Your goal:
Your task is to transcribe the records exactly, skipping every image.

Raw records:
-=-=-

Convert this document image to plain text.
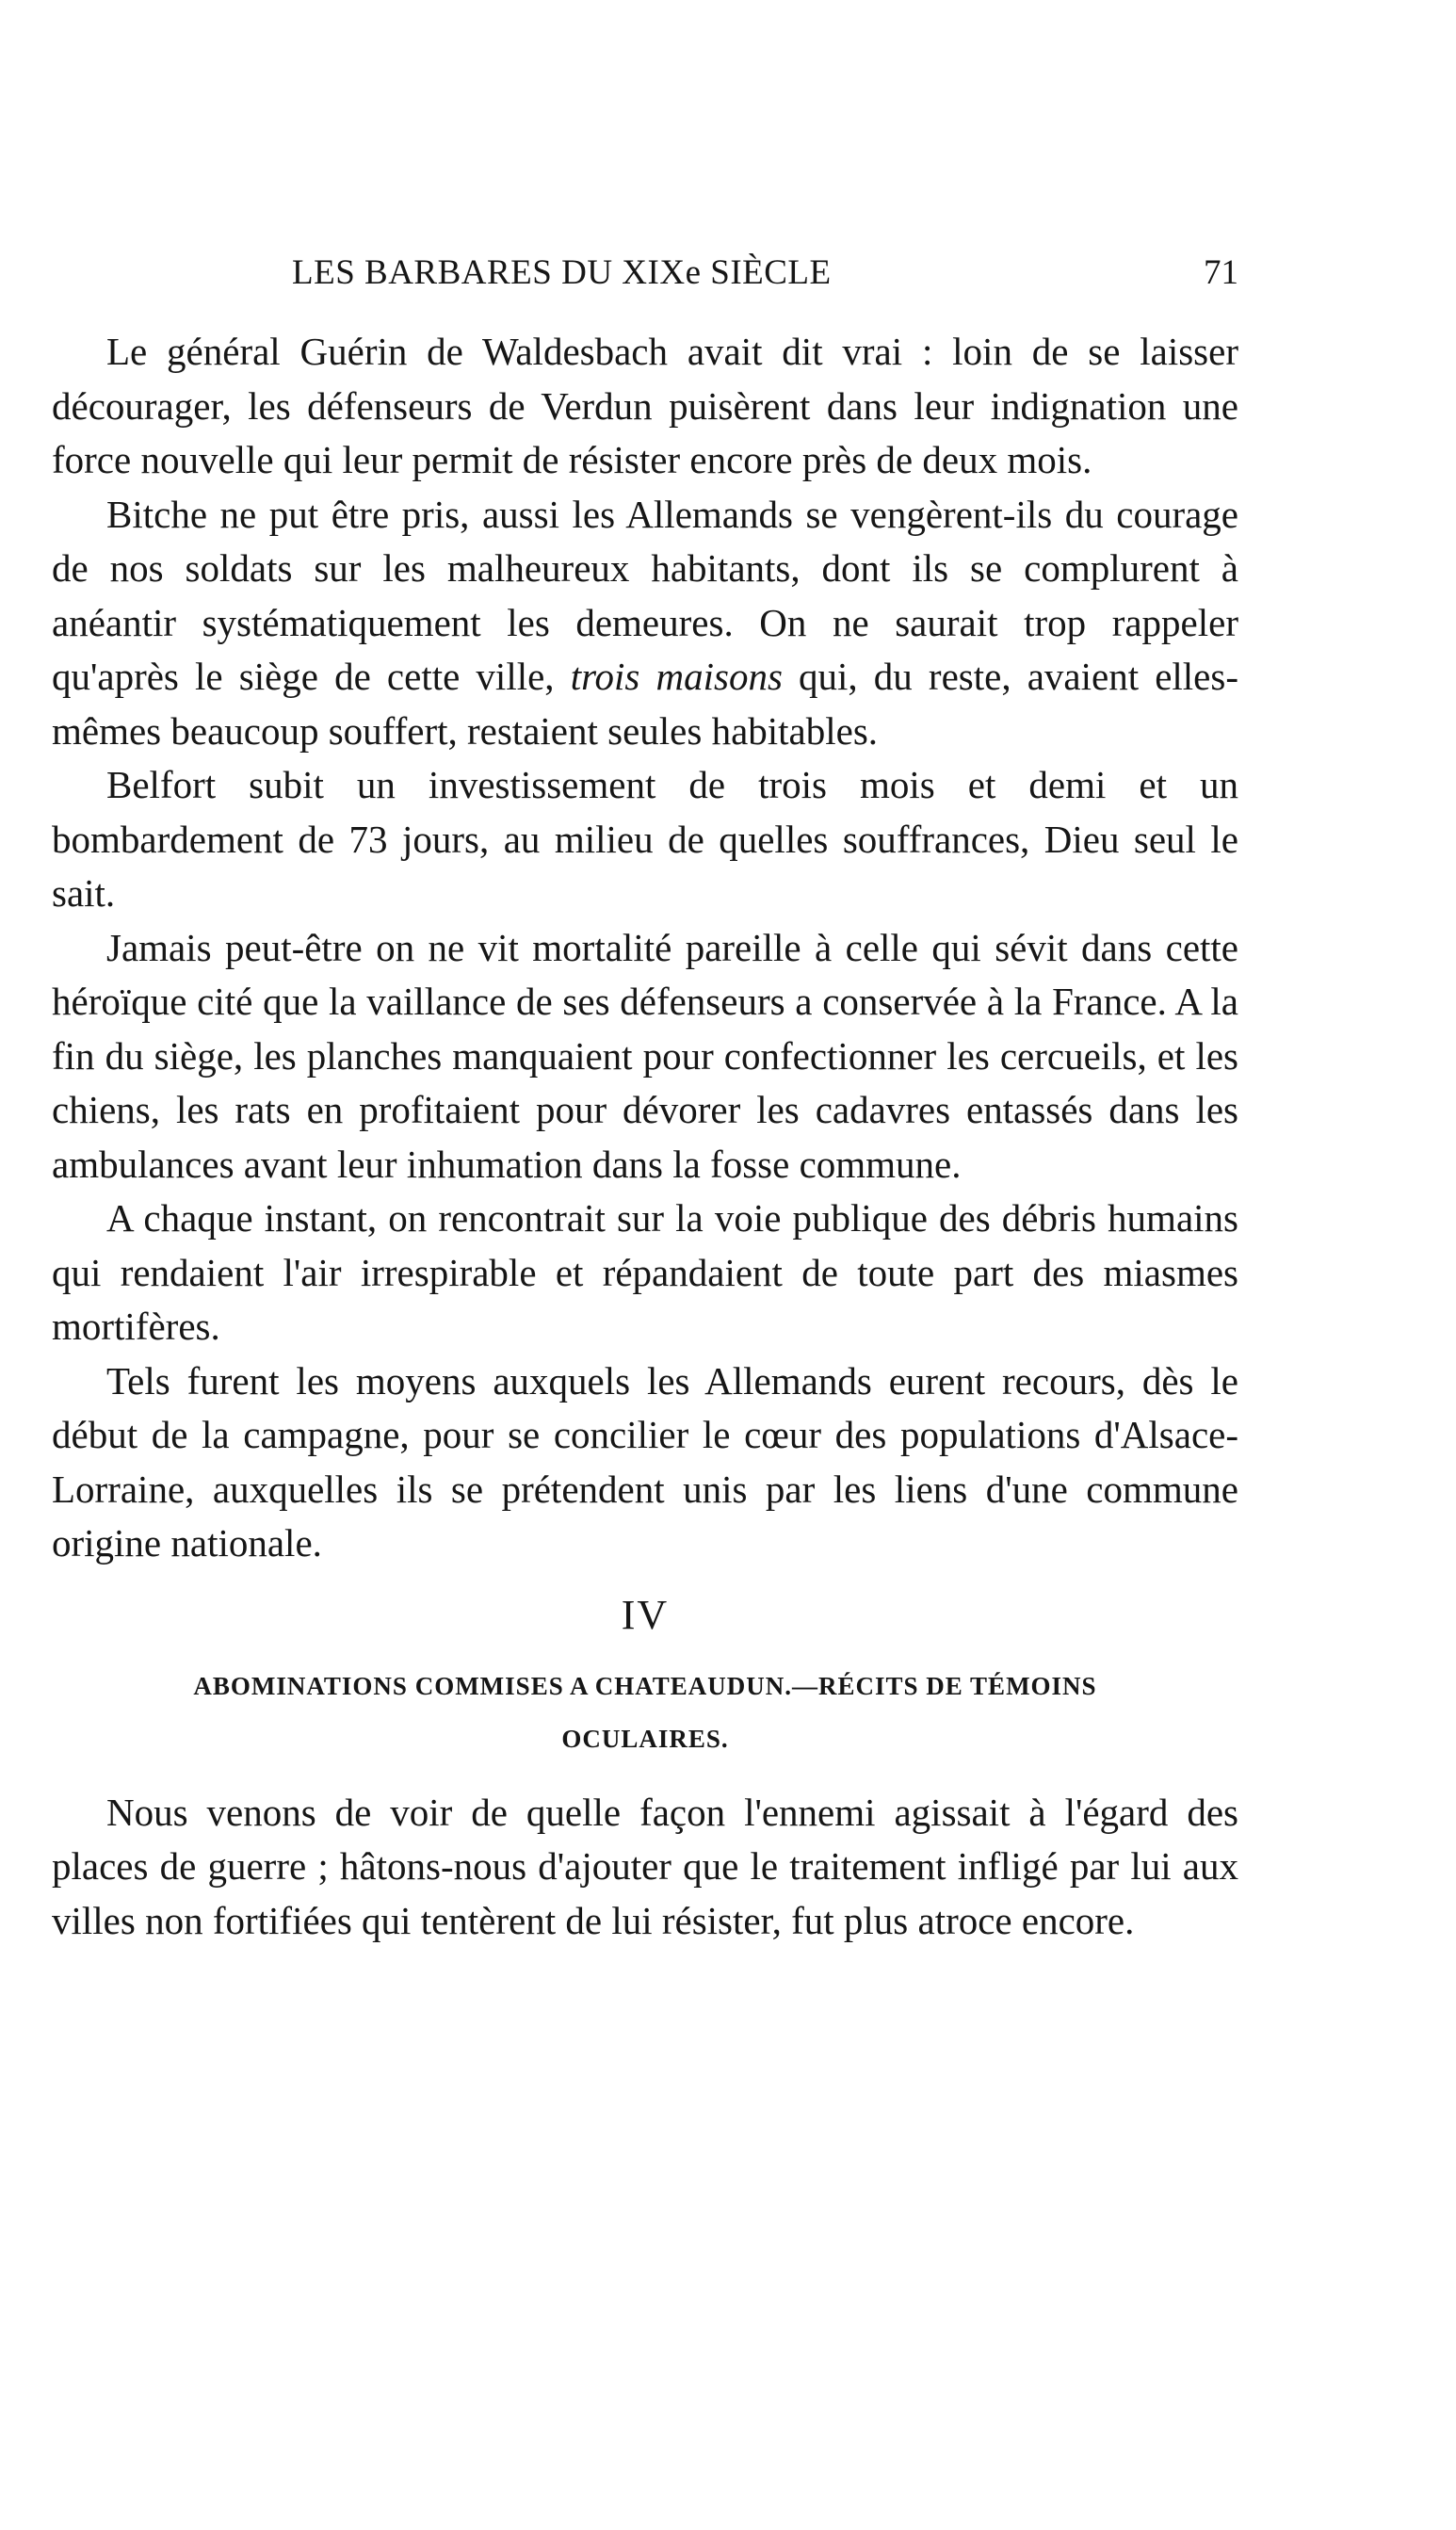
LES BARBARES DU XIXe SIÈCLE	71

Le général Guérin de Waldesbach avait dit vrai : loin de se laisser décourager, les défenseurs de Verdun puisèrent dans leur indignation une force nouvelle qui leur permit de résister encore près de deux mois.

Bitche ne put être pris, aussi les Allemands se vengèrent-ils du courage de nos soldats sur les malheureux habitants, dont ils se complurent à anéantir systématiquement les demeures. On ne saurait trop rappeler qu'après le siège de cette ville, trois maisons qui, du reste, avaient elles-mêmes beaucoup souffert, restaient seules habitables.

Belfort subit un investissement de trois mois et demi et un bombardement de 73 jours, au milieu de quelles souffrances, Dieu seul le sait.

Jamais peut-être on ne vit mortalité pareille à celle qui sévit dans cette héroïque cité que la vaillance de ses défenseurs a conservée à la France. A la fin du siège, les planches manquaient pour confectionner les cercueils, et les chiens, les rats en profitaient pour dévorer les cadavres entassés dans les ambulances avant leur inhumation dans la fosse commune.

A chaque instant, on rencontrait sur la voie publique des débris humains qui rendaient l'air irrespirable et répandaient de toute part des miasmes mortifères.

Tels furent les moyens auxquels les Allemands eurent recours, dès le début de la campagne, pour se concilier le cœur des populations d'Alsace-Lorraine, auxquelles ils se prétendent unis par les liens d'une commune origine nationale.

IV
ABOMINATIONS COMMISES A CHATEAUDUN.—RÉCITS DE TÉMOINS
OCULAIRES.

Nous venons de voir de quelle façon l'ennemi agissait à l'égard des places de guerre ; hâtons-nous d'ajouter que le traitement infligé par lui aux villes non fortifiées qui tentèrent de lui résister, fut plus atroce encore.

-=-=-

In response:
Convert this document image to plain text.
LES BARBARES DU XIXe SIÈCLE	71

Le général Guérin de Waldesbach avait dit vrai : loin de se laisser décourager, les défenseurs de Verdun puisèrent dans leur indignation une force nouvelle qui leur permit de résister encore près de deux mois.

Bitche ne put être pris, aussi les Allemands se vengèrent-ils du courage de nos soldats sur les malheureux habitants, dont ils se complurent à anéantir systématiquement les demeures. On ne saurait trop rappeler qu'après le siège de cette ville, trois maisons qui, du reste, avaient elles-mêmes beaucoup souffert, restaient seules habitables.

Belfort subit un investissement de trois mois et demi et un bombardement de 73 jours, au milieu de quelles souffrances, Dieu seul le sait.

Jamais peut-être on ne vit mortalité pareille à celle qui sévit dans cette héroïque cité que la vaillance de ses défenseurs a conservée à la France. A la fin du siège, les planches manquaient pour confectionner les cercueils, et les chiens, les rats en profitaient pour dévorer les cadavres entassés dans les ambulances avant leur inhumation dans la fosse commune.

A chaque instant, on rencontrait sur la voie publique des débris humains qui rendaient l'air irrespirable et répandaient de toute part des miasmes mortifères.

Tels furent les moyens auxquels les Allemands eurent recours, dès le début de la campagne, pour se concilier le cœur des populations d'Alsace-Lorraine, auxquelles ils se prétendent unis par les liens d'une commune origine nationale.

IV
ABOMINATIONS COMMISES A CHATEAUDUN.—RÉCITS DE TÉMOINS
OCULAIRES.

Nous venons de voir de quelle façon l'ennemi agissait à l'égard des places de guerre ; hâtons-nous d'ajouter que le traitement infligé par lui aux villes non fortifiées qui tentèrent de lui résister, fut plus atroce encore.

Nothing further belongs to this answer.